**課題:**
データ復旧料金の文章の「業者によって違いがあるのはもちろん、お客さんによっても作業内容が異なります。」から「でも、お客さんが知りたいのは料金です。」までを書き写し、その中の「お客さん」を「顧客」に差し替えてください。

**提供テキスト:**
┄┄┄┄┄┄┄┄┄┄
業者によって違いがあるのはもちろん、お客さんによっても作業内容が異なります。
つまり、同じ商品を同じ価格で提供できる業種ではないのです。
まず、データ復旧業者によって、できることに違いがあります。
A社で復旧できないことが、B社だと復旧できるということが多い業界です。
良くも悪くも、データ復旧業者はブラックボックスだからです。
また、お客さんの依頼内容や、ハードディスク等の記憶装置の状態もさまざまです。
極端な話、毎回違う作業を行う必要があります。
データ復旧業者にとっては、データの復旧というサービスが商品なので、
お客さんの数だけ商品が異なり、料金も異なることになります。
従って、データ復旧料金には決まった相場がないのです。
でも、お客さんが知りたいのは料金です。
そこで、業界1位のデジタルデータリカバリーさんをお伺いして、
見学するついでにいろいろと聞いてきました。
先方には嫌がられる料金のことも。
本当のことを言うと、依頼を受けての取材記事なのですが、
こちらからもデジタルデータリカバリーを訪問しようと思っていたのは事実なので。
というわけで、当ページはデジタルデータリカバリーの見学と、
その後の質疑応答をふまえた内容となっています。
データ復旧業者の商品は同一ではない
データ復旧業者の商品であるサービスは、
- データ復旧業者の能力
- 記憶装置の状態
- お客さんの依頼内容
によって変わるので、
サービスの対価としての料金を一律に決めることができない実態があります。
また、データの復旧というサービスの特徴として、
ハードディスク等の記憶装置にトラブルが発生してはじめてお世話になるので、
お客さんと日常的に接点がある業種ではありません。
データ復旧料金も、明示していないことが多いです。
このため、お客さんからすると、
高額な料金を請求されるのではないかと心配になるのが普通の感覚だと思います。
定額料金でデータ復旧サービスを行うとどうなるか
一方で、定額でデータの復旧を行う会社もあります。
それは、定額料金にするメリットがあるからです。
具体的には、
- 数をこなせる
- 設備投資が小規模で済む
- マニュアル化できる
点が挙げられます。
定額料金は、作業内容が同じであることを意味します。
もちろん、多少の違いはあるにせよ、
数倍の工数のかかる作業を同じ料金で実施することはありません。
あくまでも商売なので。
┄┄┄┄┄┄┄┄┄┄
**抽出資料:**
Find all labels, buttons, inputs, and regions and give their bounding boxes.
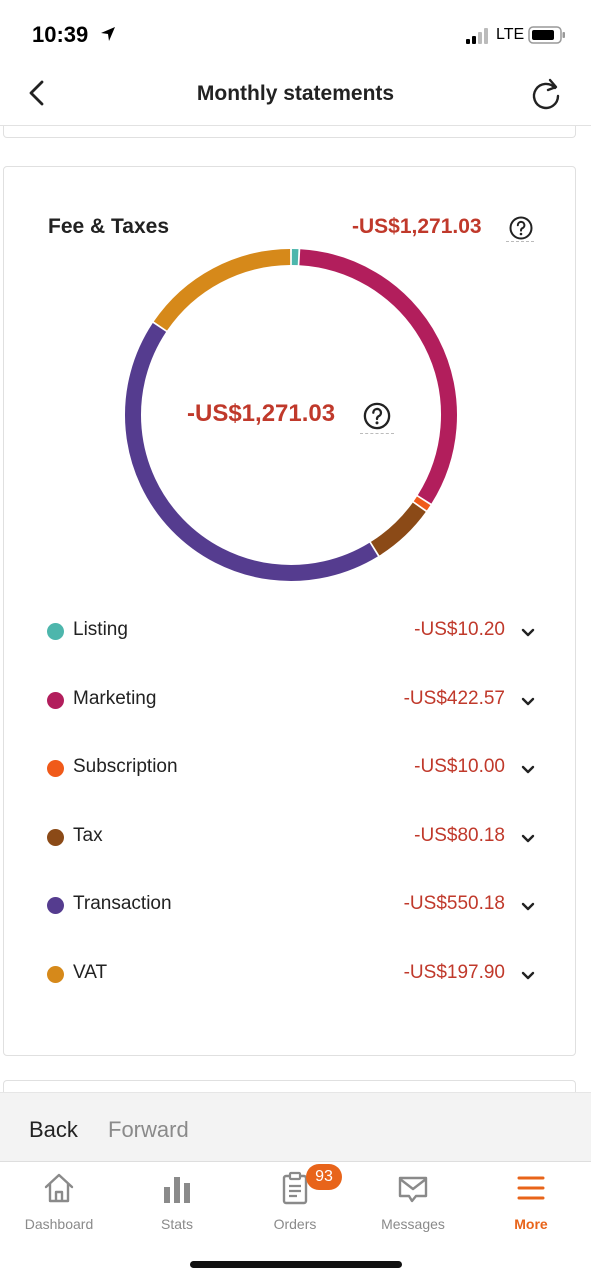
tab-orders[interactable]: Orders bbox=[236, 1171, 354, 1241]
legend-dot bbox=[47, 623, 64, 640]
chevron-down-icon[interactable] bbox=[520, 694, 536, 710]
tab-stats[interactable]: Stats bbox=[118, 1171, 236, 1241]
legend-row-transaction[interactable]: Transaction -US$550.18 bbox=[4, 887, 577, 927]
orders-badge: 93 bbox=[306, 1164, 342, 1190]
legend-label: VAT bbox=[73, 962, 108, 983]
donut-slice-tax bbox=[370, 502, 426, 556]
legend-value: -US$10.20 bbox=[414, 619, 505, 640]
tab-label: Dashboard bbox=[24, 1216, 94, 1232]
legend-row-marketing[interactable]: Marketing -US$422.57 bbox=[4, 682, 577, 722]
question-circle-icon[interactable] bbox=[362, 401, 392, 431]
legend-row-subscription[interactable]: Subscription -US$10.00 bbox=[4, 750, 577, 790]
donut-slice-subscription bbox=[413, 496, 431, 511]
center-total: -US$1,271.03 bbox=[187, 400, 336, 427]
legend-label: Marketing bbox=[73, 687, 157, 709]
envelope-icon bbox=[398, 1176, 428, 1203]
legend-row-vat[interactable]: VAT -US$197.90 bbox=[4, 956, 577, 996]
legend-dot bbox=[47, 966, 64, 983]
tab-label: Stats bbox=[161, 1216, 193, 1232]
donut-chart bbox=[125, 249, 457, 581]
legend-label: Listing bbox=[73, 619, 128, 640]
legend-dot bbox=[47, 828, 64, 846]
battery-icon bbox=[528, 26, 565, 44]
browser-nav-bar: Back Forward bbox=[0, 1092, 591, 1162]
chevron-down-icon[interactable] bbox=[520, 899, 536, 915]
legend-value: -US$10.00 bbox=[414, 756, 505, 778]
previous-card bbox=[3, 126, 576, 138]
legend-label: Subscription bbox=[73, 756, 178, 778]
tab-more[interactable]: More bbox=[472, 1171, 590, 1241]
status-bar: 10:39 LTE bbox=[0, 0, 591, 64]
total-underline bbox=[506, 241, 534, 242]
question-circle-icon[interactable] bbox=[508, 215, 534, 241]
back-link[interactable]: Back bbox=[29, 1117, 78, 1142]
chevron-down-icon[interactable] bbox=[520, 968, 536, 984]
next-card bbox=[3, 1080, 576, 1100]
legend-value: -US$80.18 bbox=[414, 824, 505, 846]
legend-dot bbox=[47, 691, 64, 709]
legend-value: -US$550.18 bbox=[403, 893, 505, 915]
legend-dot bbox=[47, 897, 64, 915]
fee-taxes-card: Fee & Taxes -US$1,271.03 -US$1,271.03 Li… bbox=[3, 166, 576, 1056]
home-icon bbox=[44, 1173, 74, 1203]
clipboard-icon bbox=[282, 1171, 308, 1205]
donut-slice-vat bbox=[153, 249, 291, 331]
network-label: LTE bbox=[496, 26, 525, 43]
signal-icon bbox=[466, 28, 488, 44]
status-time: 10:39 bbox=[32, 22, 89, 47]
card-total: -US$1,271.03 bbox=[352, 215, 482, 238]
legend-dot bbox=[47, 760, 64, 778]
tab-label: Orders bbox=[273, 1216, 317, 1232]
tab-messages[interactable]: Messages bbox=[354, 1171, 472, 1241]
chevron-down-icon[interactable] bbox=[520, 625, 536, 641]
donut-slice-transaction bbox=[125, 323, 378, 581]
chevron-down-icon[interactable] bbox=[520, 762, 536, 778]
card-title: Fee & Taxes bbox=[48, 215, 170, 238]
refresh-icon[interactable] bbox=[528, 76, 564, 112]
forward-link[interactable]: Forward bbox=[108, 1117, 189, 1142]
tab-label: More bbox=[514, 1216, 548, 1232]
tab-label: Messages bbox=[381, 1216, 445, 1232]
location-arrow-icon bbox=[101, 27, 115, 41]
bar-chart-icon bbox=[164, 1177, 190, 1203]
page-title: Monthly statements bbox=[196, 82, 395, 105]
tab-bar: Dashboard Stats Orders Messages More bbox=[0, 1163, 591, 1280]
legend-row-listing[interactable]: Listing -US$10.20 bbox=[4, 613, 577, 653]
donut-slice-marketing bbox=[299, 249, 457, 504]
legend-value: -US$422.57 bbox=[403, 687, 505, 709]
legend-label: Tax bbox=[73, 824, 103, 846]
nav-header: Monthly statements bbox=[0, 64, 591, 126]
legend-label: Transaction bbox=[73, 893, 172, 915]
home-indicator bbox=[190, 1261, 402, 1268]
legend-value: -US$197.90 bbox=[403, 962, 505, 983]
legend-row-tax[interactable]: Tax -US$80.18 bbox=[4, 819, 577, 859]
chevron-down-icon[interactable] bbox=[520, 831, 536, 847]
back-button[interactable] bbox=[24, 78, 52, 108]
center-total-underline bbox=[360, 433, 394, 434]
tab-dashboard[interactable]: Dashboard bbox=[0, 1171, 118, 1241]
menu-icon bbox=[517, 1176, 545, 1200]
┄┄┄┄┄┄┄┄┄┄
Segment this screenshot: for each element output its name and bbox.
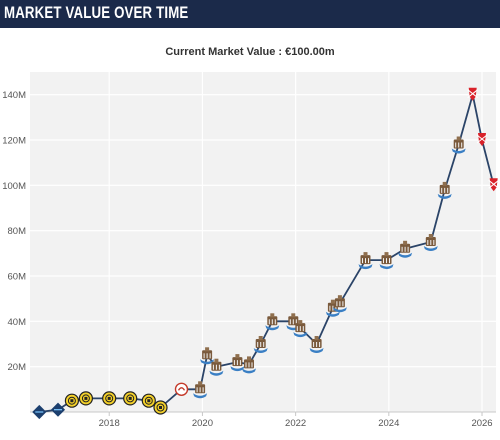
┄┄┄┄┄┄┄┄┄┄
**解答:**
業者によって違いがあるのはもちろん、顧客によっても作業内容が異なります。
つまり、同じ商品を同じ価格で提供できる業種ではないのです。
まず、データ復旧業者によって、できることに違いがあります。
A社で復旧できないことが、B社だと復旧できるということが多い業界です。
良くも悪くも、データ復旧業者はブラックボックスだからです。
また、顧客の依頼内容や、ハードディスク等の記憶装置の状態もさまざまです。
極端な話、毎回違う作業を行う必要があります。
データ復旧業者にとっては、データの復旧というサービスが商品なので、
顧客の数だけ商品が異なり、料金も異なることになります。
従って、データ復旧料金には決まった相場がないのです。
でも、顧客が知りたいのは料金です。